━━━ Records shown ━━━
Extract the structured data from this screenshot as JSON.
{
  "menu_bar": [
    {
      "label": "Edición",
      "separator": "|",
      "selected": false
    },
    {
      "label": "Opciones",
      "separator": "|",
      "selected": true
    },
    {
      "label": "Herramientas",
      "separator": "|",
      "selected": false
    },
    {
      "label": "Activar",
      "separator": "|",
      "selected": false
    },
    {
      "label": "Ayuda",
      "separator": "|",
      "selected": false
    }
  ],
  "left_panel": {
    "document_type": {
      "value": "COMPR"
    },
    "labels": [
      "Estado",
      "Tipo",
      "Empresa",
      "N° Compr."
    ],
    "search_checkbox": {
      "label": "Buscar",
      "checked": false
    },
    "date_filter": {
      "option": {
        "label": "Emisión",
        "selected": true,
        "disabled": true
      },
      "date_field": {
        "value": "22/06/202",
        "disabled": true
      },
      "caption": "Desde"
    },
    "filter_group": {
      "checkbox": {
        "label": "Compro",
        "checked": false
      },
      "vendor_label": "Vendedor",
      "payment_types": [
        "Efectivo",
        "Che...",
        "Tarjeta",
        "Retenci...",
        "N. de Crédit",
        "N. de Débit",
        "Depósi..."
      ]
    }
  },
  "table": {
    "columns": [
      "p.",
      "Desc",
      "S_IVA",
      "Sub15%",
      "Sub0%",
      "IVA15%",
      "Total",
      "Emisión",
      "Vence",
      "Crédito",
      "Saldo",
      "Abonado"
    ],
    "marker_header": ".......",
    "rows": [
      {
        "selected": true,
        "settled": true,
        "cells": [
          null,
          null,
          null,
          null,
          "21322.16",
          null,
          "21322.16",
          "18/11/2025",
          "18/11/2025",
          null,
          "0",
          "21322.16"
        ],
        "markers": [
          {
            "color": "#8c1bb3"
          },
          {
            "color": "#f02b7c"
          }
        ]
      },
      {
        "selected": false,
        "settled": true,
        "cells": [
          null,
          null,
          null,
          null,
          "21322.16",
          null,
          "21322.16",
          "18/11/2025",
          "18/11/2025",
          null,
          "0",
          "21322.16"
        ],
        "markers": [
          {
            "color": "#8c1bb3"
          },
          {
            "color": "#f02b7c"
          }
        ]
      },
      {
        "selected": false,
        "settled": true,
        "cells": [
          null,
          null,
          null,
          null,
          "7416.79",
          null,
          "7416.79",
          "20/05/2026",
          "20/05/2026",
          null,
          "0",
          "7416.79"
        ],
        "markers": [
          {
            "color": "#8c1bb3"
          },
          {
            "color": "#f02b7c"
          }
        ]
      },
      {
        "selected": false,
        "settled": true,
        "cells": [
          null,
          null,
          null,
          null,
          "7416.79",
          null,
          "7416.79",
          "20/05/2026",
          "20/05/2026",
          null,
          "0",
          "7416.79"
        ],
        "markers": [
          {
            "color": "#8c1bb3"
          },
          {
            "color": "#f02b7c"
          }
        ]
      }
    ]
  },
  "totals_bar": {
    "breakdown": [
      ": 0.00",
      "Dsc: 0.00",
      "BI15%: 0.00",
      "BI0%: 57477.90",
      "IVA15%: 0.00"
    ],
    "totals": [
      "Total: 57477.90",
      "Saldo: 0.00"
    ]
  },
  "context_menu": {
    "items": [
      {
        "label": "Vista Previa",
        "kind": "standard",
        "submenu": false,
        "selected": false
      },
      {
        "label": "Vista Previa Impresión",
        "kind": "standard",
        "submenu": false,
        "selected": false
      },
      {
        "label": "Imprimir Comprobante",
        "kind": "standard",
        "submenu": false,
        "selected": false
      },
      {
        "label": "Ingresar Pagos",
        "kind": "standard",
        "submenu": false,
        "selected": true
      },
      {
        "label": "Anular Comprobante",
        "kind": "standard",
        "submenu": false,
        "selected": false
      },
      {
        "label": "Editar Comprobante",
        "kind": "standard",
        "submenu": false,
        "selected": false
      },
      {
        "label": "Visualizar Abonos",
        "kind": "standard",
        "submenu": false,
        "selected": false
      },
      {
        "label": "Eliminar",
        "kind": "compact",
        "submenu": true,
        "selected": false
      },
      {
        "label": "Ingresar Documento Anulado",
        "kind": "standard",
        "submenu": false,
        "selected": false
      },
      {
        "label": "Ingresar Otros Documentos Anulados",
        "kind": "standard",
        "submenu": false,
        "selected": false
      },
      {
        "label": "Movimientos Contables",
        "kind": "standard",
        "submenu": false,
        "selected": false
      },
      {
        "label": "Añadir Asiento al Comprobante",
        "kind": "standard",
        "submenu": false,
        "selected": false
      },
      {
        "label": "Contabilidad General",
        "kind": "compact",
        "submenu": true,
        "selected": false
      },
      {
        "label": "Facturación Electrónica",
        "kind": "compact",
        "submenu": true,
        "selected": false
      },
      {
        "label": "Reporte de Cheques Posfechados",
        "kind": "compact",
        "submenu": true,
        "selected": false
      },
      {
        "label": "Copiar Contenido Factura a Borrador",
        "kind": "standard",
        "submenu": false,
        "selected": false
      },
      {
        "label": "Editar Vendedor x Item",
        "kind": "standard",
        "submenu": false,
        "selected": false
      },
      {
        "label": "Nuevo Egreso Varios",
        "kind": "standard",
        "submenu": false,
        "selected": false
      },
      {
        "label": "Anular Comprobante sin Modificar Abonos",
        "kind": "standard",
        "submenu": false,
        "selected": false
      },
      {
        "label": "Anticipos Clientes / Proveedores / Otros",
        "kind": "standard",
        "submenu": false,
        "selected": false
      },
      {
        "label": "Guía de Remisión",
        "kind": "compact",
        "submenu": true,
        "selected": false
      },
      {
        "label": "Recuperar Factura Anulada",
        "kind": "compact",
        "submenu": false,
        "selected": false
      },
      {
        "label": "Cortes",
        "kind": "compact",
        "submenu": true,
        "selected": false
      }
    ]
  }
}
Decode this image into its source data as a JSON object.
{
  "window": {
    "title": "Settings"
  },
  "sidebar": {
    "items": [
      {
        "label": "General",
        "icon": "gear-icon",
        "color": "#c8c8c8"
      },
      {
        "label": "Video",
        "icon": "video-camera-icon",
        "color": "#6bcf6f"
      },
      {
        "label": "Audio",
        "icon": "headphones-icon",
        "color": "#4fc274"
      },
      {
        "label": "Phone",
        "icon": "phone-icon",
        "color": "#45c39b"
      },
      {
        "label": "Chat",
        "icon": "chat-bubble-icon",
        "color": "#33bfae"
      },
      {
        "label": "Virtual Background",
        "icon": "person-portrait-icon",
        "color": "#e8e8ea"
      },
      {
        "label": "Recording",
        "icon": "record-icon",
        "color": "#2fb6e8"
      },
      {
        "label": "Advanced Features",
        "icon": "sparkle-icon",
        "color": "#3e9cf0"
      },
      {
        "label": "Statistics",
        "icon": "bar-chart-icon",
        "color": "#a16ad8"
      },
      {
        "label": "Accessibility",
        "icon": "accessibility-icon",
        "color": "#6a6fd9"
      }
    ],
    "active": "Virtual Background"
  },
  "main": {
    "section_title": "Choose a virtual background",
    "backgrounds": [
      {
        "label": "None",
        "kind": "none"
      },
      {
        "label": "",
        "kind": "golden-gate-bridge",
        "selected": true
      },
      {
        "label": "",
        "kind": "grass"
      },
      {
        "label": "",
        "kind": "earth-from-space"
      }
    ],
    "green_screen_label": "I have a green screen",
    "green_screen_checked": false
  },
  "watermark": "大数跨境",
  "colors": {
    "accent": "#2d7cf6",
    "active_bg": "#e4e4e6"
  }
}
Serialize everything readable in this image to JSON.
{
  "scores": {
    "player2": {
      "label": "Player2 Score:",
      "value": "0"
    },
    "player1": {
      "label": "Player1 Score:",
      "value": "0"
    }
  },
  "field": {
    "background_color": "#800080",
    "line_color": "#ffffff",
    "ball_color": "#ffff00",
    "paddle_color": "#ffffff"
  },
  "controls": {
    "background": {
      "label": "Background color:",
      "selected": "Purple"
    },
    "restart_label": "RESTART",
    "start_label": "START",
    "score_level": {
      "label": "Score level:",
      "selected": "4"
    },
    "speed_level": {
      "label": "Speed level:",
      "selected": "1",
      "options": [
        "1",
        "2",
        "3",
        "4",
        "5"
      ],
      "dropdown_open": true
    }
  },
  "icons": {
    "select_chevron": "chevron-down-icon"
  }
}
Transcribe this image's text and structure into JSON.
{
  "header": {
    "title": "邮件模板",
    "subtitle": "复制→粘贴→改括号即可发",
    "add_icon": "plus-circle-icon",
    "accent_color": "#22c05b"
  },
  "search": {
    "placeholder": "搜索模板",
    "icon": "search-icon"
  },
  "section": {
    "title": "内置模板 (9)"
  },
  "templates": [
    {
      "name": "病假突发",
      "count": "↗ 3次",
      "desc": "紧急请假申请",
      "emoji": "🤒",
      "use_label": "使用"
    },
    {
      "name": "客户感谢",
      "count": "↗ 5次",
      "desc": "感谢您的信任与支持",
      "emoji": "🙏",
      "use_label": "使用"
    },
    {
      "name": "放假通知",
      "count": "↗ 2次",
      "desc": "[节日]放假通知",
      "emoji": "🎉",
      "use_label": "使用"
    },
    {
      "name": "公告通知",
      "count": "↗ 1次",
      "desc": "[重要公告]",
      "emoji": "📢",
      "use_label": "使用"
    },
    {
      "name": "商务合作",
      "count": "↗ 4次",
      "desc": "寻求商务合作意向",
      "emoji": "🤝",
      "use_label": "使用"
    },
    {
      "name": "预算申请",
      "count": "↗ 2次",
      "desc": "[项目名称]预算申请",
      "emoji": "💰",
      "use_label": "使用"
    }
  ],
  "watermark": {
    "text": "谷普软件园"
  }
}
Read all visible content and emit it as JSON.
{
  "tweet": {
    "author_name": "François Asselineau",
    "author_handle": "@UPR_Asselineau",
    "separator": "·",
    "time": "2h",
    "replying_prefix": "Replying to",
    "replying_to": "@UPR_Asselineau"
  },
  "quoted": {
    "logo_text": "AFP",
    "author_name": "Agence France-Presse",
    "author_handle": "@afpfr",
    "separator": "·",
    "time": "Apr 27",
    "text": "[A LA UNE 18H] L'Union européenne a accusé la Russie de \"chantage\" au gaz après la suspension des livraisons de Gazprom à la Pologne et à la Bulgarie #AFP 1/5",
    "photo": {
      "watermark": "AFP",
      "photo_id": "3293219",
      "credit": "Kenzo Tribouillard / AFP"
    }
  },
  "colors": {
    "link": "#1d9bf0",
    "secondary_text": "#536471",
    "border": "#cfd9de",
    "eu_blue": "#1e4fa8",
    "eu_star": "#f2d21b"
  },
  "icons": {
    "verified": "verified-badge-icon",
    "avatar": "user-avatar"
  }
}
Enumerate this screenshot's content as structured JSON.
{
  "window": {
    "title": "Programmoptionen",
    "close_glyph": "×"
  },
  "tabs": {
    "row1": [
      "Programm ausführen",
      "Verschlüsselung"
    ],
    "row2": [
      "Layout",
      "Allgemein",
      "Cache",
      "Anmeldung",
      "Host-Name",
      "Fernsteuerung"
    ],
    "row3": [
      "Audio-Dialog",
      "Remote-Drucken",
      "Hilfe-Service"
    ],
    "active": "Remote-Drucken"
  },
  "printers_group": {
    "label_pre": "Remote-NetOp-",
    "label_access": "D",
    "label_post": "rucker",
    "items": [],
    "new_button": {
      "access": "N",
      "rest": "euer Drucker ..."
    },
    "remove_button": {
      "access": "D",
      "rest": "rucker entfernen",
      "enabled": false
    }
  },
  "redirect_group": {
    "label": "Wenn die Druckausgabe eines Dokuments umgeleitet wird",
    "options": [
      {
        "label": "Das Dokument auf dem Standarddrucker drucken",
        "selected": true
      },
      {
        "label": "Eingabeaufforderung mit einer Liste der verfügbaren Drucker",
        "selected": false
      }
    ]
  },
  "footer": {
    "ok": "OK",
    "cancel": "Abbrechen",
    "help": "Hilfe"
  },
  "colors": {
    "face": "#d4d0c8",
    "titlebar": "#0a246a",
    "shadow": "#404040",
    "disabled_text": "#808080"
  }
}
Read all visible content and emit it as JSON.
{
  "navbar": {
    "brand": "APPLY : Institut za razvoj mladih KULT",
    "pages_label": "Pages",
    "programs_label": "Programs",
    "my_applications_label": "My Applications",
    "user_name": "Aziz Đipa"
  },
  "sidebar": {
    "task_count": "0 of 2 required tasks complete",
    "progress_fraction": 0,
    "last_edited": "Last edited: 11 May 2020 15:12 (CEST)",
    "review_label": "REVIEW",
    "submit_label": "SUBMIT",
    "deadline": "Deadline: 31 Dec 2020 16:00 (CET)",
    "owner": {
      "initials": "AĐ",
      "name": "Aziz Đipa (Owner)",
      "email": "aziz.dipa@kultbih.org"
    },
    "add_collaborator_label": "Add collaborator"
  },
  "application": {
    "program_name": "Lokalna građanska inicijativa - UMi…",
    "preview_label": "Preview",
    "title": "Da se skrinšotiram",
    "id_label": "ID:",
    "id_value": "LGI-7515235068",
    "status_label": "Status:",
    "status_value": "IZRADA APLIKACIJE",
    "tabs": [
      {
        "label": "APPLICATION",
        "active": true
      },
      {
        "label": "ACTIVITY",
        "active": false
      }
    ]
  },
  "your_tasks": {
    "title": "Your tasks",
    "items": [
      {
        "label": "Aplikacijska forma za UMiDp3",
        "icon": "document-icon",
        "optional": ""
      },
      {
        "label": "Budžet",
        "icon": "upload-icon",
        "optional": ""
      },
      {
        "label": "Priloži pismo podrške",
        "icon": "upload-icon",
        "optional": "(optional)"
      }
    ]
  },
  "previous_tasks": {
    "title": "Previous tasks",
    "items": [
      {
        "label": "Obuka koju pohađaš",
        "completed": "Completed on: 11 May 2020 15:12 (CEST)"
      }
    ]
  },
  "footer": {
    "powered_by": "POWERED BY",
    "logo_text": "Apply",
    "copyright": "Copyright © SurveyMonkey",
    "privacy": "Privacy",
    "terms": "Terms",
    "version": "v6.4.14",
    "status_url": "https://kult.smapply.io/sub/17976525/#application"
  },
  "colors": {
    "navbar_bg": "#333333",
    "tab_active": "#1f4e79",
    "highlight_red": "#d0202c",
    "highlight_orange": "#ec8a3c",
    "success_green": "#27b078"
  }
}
━━━
### Task objective
Scan the listing above and copy all lines containing the word "watermark".

### Correct output
  "watermark": "大数跨境",
  "watermark": {
      "watermark": "AFP",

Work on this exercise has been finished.